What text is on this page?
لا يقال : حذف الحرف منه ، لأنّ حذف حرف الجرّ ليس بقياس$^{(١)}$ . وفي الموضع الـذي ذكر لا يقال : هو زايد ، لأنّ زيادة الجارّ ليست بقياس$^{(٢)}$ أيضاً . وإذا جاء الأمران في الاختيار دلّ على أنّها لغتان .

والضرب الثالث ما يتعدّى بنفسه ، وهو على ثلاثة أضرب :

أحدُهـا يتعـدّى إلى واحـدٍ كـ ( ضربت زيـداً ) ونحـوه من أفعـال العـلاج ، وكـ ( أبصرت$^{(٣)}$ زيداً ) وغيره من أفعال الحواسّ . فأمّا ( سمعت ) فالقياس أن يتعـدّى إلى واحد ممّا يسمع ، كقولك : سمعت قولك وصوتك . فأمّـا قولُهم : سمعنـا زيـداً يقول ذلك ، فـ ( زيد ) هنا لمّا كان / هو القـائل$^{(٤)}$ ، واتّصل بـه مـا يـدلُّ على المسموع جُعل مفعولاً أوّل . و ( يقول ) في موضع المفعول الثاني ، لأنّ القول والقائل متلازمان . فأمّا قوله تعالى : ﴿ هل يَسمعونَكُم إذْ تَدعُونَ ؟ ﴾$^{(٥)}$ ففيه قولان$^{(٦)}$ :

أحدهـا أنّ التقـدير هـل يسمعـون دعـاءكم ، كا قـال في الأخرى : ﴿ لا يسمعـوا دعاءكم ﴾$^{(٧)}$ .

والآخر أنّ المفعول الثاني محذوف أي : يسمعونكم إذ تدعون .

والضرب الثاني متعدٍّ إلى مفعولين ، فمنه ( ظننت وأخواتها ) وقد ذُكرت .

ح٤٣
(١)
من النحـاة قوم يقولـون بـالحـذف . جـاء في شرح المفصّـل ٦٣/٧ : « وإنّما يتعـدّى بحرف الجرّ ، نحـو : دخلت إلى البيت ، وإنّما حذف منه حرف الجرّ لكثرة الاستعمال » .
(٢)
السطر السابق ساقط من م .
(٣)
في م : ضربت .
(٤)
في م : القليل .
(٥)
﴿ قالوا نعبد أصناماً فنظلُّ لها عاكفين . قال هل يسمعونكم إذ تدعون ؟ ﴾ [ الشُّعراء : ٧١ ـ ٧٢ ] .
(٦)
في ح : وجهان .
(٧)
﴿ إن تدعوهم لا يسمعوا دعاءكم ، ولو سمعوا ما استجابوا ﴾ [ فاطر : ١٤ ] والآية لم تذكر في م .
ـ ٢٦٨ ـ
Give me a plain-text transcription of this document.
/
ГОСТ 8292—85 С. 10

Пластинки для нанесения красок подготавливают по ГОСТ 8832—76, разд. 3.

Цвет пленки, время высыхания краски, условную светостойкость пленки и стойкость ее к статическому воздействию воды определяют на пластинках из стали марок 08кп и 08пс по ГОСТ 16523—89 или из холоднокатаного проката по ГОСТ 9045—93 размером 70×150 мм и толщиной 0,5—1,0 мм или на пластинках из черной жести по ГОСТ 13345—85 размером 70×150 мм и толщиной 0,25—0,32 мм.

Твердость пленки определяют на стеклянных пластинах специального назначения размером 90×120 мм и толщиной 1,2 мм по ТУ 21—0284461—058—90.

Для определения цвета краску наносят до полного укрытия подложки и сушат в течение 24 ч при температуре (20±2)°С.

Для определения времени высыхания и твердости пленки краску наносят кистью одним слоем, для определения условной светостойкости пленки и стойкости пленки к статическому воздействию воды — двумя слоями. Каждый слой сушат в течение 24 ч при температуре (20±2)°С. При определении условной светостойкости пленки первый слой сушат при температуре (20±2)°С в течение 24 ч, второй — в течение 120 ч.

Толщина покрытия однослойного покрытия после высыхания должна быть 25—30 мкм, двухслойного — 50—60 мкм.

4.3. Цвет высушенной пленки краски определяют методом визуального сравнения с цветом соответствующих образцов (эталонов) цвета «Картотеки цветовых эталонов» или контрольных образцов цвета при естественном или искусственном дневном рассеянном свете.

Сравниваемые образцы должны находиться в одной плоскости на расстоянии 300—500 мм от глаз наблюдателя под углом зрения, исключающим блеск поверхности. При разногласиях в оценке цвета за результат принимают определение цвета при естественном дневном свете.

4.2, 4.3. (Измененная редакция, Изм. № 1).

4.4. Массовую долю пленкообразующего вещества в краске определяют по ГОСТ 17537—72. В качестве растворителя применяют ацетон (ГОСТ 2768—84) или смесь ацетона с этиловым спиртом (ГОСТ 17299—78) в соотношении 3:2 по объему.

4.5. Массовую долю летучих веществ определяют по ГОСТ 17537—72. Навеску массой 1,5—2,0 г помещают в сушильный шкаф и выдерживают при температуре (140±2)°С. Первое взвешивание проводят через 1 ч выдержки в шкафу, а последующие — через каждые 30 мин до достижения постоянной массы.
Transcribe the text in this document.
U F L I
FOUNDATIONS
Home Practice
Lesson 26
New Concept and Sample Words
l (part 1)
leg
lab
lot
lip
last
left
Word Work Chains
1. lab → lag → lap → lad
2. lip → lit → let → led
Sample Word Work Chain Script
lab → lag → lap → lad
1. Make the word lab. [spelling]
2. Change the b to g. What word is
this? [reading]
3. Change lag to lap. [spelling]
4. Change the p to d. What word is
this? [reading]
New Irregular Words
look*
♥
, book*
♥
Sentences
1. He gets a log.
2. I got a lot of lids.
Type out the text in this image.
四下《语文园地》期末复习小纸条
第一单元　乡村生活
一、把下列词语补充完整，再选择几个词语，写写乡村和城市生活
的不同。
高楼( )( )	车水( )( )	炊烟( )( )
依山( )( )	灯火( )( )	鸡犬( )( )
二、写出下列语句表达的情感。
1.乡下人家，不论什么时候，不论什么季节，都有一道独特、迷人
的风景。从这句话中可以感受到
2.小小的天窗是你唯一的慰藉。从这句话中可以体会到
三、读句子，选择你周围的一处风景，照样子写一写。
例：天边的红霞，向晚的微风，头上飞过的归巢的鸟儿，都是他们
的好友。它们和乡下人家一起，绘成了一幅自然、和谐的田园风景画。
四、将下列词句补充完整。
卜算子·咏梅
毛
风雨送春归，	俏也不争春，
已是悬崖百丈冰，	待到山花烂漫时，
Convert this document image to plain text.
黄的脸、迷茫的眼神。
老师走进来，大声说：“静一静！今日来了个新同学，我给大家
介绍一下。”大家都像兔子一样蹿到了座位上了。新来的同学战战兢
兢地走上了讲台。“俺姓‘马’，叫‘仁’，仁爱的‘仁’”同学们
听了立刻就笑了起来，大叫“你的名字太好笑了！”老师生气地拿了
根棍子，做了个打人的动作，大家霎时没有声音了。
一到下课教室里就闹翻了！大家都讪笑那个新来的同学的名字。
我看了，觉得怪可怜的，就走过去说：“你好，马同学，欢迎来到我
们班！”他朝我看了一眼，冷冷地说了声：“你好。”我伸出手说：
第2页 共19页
---+---
WORK TO BE COMPLETED » In full and verbatim, repeat the records given above.

RESULT FOR THIS EXERCISE »
What text is on this page?
لا يقال : حذف الحرف منه ، لأنّ حذف حرف الجرّ ليس بقياس$^{(١)}$ . وفي الموضع الـذي ذكر لا يقال : هو زايد ، لأنّ زيادة الجارّ ليست بقياس$^{(٢)}$ أيضاً . وإذا جاء الأمران في الاختيار دلّ على أنّها لغتان .

والضرب الثالث ما يتعدّى بنفسه ، وهو على ثلاثة أضرب :

أحدُهـا يتعـدّى إلى واحـدٍ كـ ( ضربت زيـداً ) ونحـوه من أفعـال العـلاج ، وكـ ( أبصرت$^{(٣)}$ زيداً ) وغيره من أفعال الحواسّ . فأمّا ( سمعت ) فالقياس أن يتعـدّى إلى واحد ممّا يسمع ، كقولك : سمعت قولك وصوتك . فأمّـا قولُهم : سمعنـا زيـداً يقول ذلك ، فـ ( زيد ) هنا لمّا كان / هو القـائل$^{(٤)}$ ، واتّصل بـه مـا يـدلُّ على المسموع جُعل مفعولاً أوّل . و ( يقول ) في موضع المفعول الثاني ، لأنّ القول والقائل متلازمان . فأمّا قوله تعالى : ﴿ هل يَسمعونَكُم إذْ تَدعُونَ ؟ ﴾$^{(٥)}$ ففيه قولان$^{(٦)}$ :

أحدهـا أنّ التقـدير هـل يسمعـون دعـاءكم ، كا قـال في الأخرى : ﴿ لا يسمعـوا دعاءكم ﴾$^{(٧)}$ .

والآخر أنّ المفعول الثاني محذوف أي : يسمعونكم إذ تدعون .

والضرب الثاني متعدٍّ إلى مفعولين ، فمنه ( ظننت وأخواتها ) وقد ذُكرت .

ح٤٣
(١)
من النحـاة قوم يقولـون بـالحـذف . جـاء في شرح المفصّـل ٦٣/٧ : « وإنّما يتعـدّى بحرف الجرّ ، نحـو : دخلت إلى البيت ، وإنّما حذف منه حرف الجرّ لكثرة الاستعمال » .
(٢)
السطر السابق ساقط من م .
(٣)
في م : ضربت .
(٤)
في م : القليل .
(٥)
﴿ قالوا نعبد أصناماً فنظلُّ لها عاكفين . قال هل يسمعونكم إذ تدعون ؟ ﴾ [ الشُّعراء : ٧١ ـ ٧٢ ] .
(٦)
في ح : وجهان .
(٧)
﴿ إن تدعوهم لا يسمعوا دعاءكم ، ولو سمعوا ما استجابوا ﴾ [ فاطر : ١٤ ] والآية لم تذكر في م .
ـ ٢٦٨ ـ
Give me a plain-text transcription of this document.
/
ГОСТ 8292—85 С. 10

Пластинки для нанесения красок подготавливают по ГОСТ 8832—76, разд. 3.

Цвет пленки, время высыхания краски, условную светостойкость пленки и стойкость ее к статическому воздействию воды определяют на пластинках из стали марок 08кп и 08пс по ГОСТ 16523—89 или из холоднокатаного проката по ГОСТ 9045—93 размером 70×150 мм и толщиной 0,5—1,0 мм или на пластинках из черной жести по ГОСТ 13345—85 размером 70×150 мм и толщиной 0,25—0,32 мм.

Твердость пленки определяют на стеклянных пластинах специального назначения размером 90×120 мм и толщиной 1,2 мм по ТУ 21—0284461—058—90.

Для определения цвета краску наносят до полного укрытия подложки и сушат в течение 24 ч при температуре (20±2)°С.

Для определения времени высыхания и твердости пленки краску наносят кистью одним слоем, для определения условной светостойкости пленки и стойкости пленки к статическому воздействию воды — двумя слоями. Каждый слой сушат в течение 24 ч при температуре (20±2)°С. При определении условной светостойкости пленки первый слой сушат при температуре (20±2)°С в течение 24 ч, второй — в течение 120 ч.

Толщина покрытия однослойного покрытия после высыхания должна быть 25—30 мкм, двухслойного — 50—60 мкм.

4.3. Цвет высушенной пленки краски определяют методом визуального сравнения с цветом соответствующих образцов (эталонов) цвета «Картотеки цветовых эталонов» или контрольных образцов цвета при естественном или искусственном дневном рассеянном свете.

Сравниваемые образцы должны находиться в одной плоскости на расстоянии 300—500 мм от глаз наблюдателя под углом зрения, исключающим блеск поверхности. При разногласиях в оценке цвета за результат принимают определение цвета при естественном дневном свете.

4.2, 4.3. (Измененная редакция, Изм. № 1).

4.4. Массовую долю пленкообразующего вещества в краске определяют по ГОСТ 17537—72. В качестве растворителя применяют ацетон (ГОСТ 2768—84) или смесь ацетона с этиловым спиртом (ГОСТ 17299—78) в соотношении 3:2 по объему.

4.5. Массовую долю летучих веществ определяют по ГОСТ 17537—72. Навеску массой 1,5—2,0 г помещают в сушильный шкаф и выдерживают при температуре (140±2)°С. Первое взвешивание проводят через 1 ч выдержки в шкафу, а последующие — через каждые 30 мин до достижения постоянной массы.
Transcribe the text in this document.
U F L I
FOUNDATIONS
Home Practice
Lesson 26
New Concept and Sample Words
l (part 1)
leg
lab
lot
lip
last
left
Word Work Chains
1. lab → lag → lap → lad
2. lip → lit → let → led
Sample Word Work Chain Script
lab → lag → lap → lad
1. Make the word lab. [spelling]
2. Change the b to g. What word is
this? [reading]
3. Change lag to lap. [spelling]
4. Change the p to d. What word is
this? [reading]
New Irregular Words
look*
♥
, book*
♥
Sentences
1. He gets a log.
2. I got a lot of lids.
Type out the text in this image.
四下《语文园地》期末复习小纸条
第一单元　乡村生活
一、把下列词语补充完整，再选择几个词语，写写乡村和城市生活
的不同。
高楼( )( )	车水( )( )	炊烟( )( )
依山( )( )	灯火( )( )	鸡犬( )( )
二、写出下列语句表达的情感。
1.乡下人家，不论什么时候，不论什么季节，都有一道独特、迷人
的风景。从这句话中可以感受到
2.小小的天窗是你唯一的慰藉。从这句话中可以体会到
三、读句子，选择你周围的一处风景，照样子写一写。
例：天边的红霞，向晚的微风，头上飞过的归巢的鸟儿，都是他们
的好友。它们和乡下人家一起，绘成了一幅自然、和谐的田园风景画。
四、将下列词句补充完整。
卜算子·咏梅
毛
风雨送春归，	俏也不争春，
已是悬崖百丈冰，	待到山花烂漫时，
Convert this document image to plain text.
黄的脸、迷茫的眼神。
老师走进来，大声说：“静一静！今日来了个新同学，我给大家
介绍一下。”大家都像兔子一样蹿到了座位上了。新来的同学战战兢
兢地走上了讲台。“俺姓‘马’，叫‘仁’，仁爱的‘仁’”同学们
听了立刻就笑了起来，大叫“你的名字太好笑了！”老师生气地拿了
根棍子，做了个打人的动作，大家霎时没有声音了。
一到下课教室里就闹翻了！大家都讪笑那个新来的同学的名字。
我看了，觉得怪可怜的，就走过去说：“你好，马同学，欢迎来到我
们班！”他朝我看了一眼，冷冷地说了声：“你好。”我伸出手说：
第2页 共19页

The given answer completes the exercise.